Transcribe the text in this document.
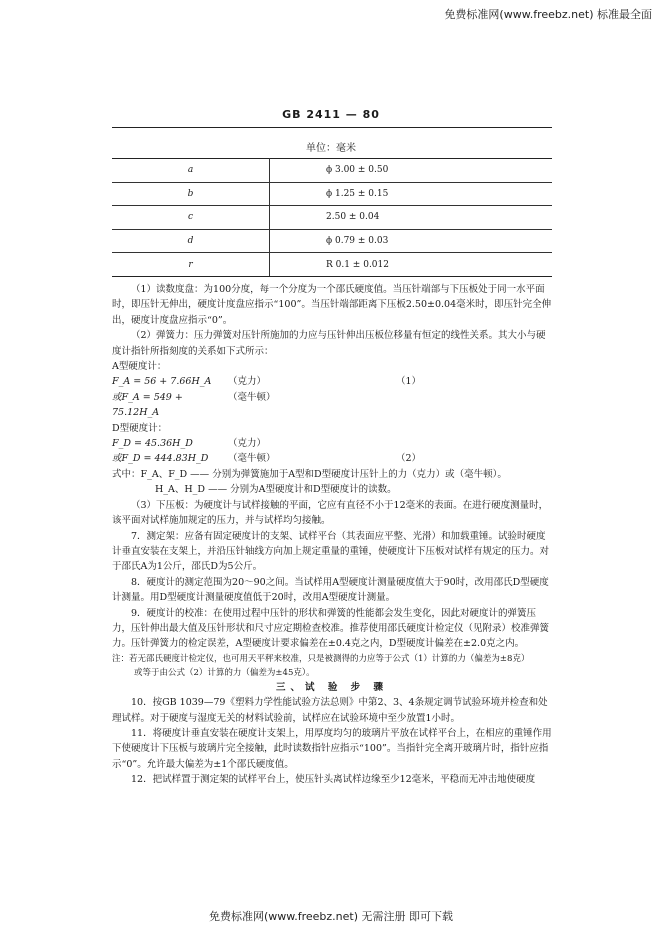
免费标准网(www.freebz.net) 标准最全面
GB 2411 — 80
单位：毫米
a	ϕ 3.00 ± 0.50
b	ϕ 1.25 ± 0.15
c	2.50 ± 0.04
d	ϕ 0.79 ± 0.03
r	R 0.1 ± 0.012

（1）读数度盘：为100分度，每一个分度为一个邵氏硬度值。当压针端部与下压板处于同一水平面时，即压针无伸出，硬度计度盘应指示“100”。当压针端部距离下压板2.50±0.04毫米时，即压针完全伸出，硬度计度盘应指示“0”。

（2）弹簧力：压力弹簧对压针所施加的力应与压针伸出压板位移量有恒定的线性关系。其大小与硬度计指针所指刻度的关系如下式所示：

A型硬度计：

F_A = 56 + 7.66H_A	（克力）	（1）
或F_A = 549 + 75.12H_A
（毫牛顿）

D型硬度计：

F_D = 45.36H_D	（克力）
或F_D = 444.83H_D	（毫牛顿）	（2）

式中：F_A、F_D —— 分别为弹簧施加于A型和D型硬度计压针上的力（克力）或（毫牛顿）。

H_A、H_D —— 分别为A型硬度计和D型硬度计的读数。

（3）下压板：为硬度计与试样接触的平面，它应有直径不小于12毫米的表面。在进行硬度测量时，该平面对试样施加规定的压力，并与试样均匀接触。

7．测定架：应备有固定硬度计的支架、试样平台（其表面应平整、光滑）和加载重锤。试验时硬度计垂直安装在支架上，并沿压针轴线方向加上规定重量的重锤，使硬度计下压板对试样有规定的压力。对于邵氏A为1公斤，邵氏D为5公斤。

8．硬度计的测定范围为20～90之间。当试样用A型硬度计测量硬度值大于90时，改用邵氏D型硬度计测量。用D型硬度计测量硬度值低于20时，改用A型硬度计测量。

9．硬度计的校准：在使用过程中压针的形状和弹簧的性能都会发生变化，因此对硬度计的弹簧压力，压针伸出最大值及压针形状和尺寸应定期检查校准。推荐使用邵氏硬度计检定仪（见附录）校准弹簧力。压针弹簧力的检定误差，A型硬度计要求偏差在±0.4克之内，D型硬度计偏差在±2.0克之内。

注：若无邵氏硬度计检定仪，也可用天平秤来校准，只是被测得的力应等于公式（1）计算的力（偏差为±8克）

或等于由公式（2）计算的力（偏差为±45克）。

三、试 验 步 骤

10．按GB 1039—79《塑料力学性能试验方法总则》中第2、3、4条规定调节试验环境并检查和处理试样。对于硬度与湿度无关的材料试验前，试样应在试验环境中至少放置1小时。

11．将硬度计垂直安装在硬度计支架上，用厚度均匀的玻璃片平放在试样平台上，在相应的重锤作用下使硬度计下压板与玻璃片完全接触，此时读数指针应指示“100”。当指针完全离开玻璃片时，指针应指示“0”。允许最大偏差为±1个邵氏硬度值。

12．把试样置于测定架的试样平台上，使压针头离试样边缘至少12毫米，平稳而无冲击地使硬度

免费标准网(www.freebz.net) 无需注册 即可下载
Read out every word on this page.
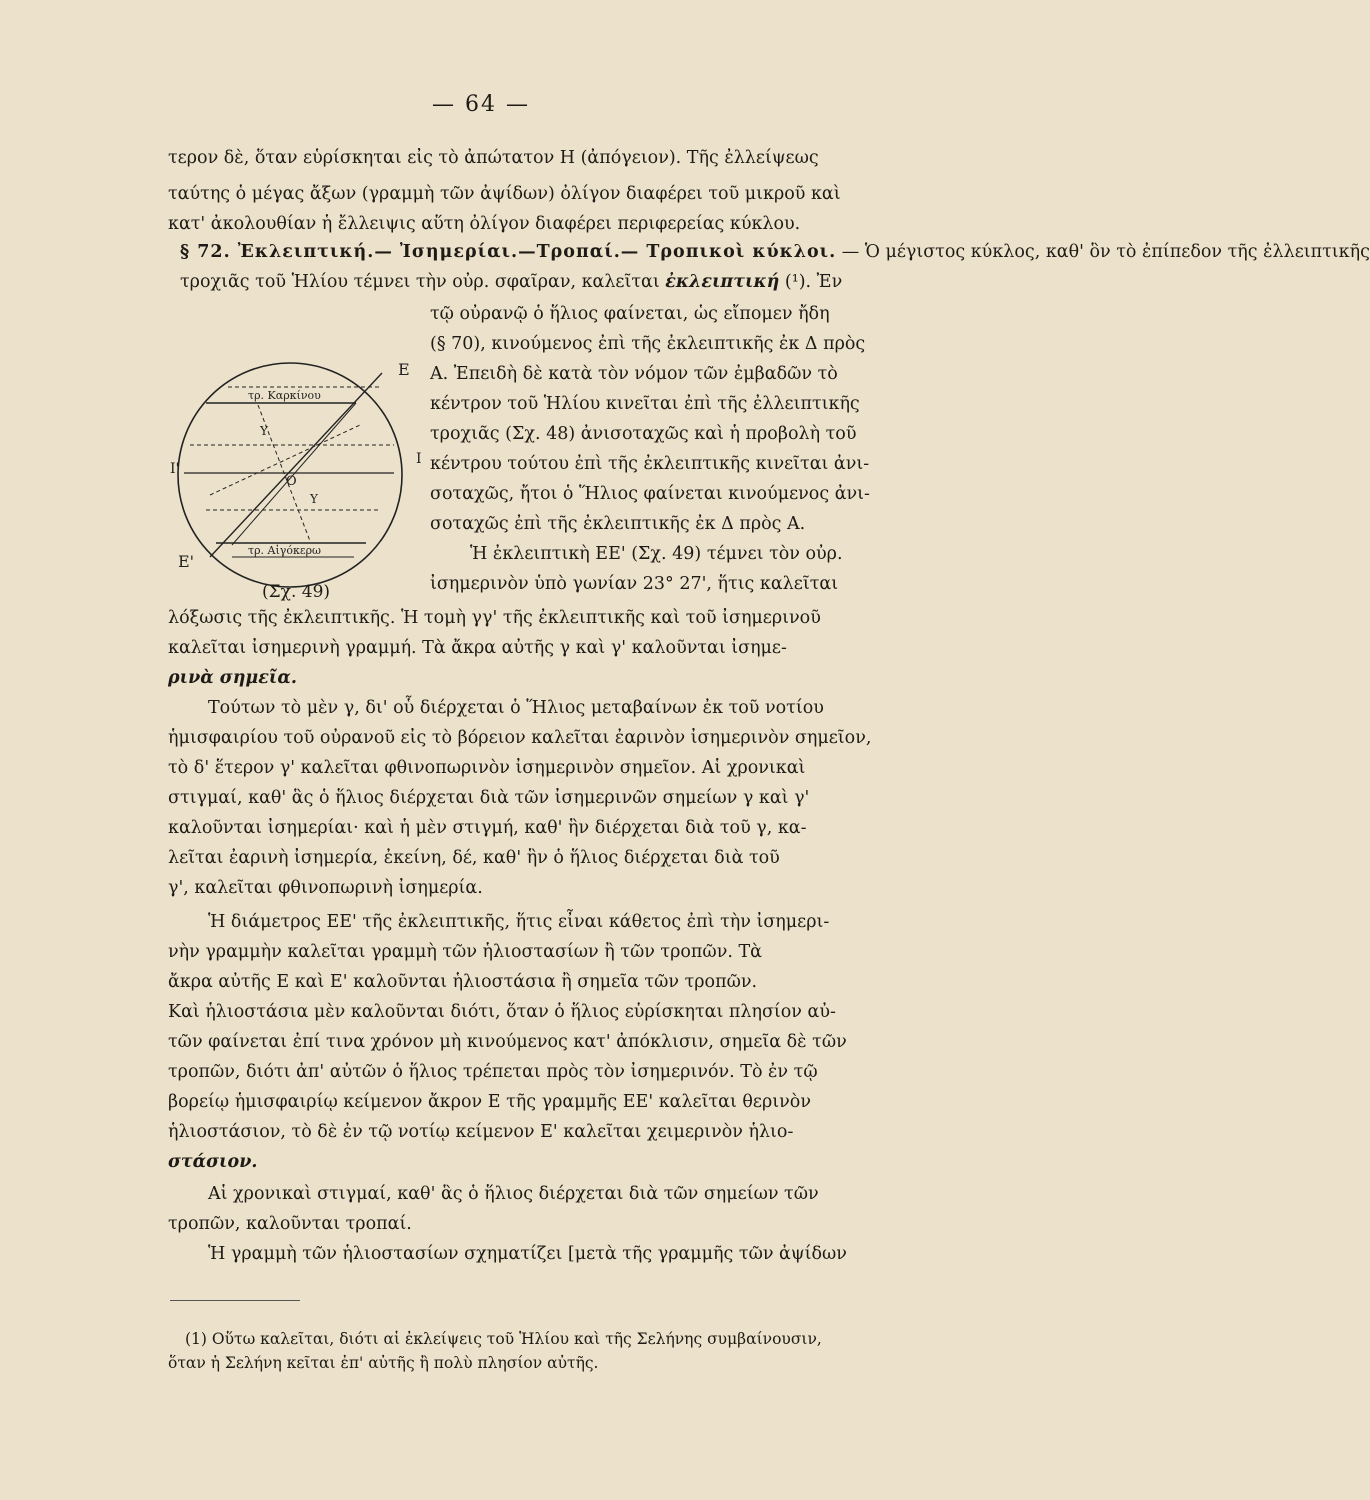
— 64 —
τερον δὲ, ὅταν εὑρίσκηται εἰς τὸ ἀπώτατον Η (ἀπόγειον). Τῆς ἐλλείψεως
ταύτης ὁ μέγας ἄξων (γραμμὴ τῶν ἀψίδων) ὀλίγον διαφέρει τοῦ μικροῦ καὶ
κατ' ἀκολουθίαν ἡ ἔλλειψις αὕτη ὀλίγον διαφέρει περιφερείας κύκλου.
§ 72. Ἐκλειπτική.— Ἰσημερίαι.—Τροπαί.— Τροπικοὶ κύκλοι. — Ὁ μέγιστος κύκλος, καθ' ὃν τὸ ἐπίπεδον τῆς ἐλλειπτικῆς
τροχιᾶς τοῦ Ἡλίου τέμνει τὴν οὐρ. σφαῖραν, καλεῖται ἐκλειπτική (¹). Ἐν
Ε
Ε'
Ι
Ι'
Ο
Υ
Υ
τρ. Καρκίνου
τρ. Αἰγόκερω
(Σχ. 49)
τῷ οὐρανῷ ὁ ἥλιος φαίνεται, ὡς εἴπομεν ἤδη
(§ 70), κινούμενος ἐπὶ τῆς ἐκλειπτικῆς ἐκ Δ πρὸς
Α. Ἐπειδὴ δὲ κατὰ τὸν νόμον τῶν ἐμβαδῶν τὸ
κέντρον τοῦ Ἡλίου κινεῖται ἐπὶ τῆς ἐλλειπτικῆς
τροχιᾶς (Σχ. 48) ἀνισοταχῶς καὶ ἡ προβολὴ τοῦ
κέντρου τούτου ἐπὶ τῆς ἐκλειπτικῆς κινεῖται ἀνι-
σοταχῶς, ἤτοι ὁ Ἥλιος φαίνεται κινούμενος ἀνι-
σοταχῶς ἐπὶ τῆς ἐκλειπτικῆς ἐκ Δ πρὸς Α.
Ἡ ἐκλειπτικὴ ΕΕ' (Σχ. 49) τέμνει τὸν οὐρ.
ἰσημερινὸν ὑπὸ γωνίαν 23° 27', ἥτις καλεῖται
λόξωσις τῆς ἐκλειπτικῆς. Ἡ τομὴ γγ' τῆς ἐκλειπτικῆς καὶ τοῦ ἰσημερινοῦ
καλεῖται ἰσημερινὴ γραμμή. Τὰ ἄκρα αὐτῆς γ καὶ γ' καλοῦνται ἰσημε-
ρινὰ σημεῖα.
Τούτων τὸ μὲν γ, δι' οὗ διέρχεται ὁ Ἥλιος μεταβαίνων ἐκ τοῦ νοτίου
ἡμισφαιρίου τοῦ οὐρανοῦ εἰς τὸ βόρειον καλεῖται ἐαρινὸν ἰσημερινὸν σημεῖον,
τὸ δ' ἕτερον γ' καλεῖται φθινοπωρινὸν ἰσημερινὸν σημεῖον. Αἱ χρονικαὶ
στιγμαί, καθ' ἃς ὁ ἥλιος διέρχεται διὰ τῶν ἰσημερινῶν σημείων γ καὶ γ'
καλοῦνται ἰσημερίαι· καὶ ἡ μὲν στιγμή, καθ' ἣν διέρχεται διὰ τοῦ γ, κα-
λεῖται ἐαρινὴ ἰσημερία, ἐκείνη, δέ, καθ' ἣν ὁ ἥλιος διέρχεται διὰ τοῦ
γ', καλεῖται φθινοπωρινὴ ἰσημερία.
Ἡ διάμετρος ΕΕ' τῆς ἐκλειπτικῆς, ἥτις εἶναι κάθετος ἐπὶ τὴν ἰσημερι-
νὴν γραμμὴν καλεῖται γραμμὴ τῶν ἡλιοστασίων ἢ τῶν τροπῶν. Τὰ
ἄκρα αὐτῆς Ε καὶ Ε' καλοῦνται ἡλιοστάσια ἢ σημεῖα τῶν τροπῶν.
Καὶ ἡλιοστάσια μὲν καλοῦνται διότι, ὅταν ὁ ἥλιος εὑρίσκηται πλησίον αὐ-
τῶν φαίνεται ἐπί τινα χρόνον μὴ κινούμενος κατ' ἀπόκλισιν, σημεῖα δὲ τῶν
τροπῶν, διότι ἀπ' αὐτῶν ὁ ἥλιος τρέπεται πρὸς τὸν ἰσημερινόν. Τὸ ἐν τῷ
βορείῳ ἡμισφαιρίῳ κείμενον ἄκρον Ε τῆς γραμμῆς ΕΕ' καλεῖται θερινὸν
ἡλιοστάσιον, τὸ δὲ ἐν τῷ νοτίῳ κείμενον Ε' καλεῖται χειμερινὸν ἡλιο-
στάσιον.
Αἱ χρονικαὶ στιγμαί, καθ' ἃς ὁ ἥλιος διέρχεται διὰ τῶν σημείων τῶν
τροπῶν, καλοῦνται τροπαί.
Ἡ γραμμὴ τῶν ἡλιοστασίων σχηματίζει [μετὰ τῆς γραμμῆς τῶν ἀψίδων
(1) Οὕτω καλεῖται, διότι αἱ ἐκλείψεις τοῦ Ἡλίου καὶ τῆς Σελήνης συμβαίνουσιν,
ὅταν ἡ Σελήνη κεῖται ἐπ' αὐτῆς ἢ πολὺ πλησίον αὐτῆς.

→ **TASK OBJECTIVE**: Reproduce each line of the entries in which the word "ἐλλειπτικῆς" is found.

→ **CORRECT RESULT**:
§ 72. Ἐκλειπτική.— Ἰσημερίαι.—Τροπαί.— Τροπικοὶ κύκλοι. — Ὁ μέγιστος κύκλος, καθ' ὃν τὸ ἐπίπεδον τῆς ἐλλειπτικῆς
κέντρον τοῦ Ἡλίου κινεῖται ἐπὶ τῆς ἐλλειπτικῆς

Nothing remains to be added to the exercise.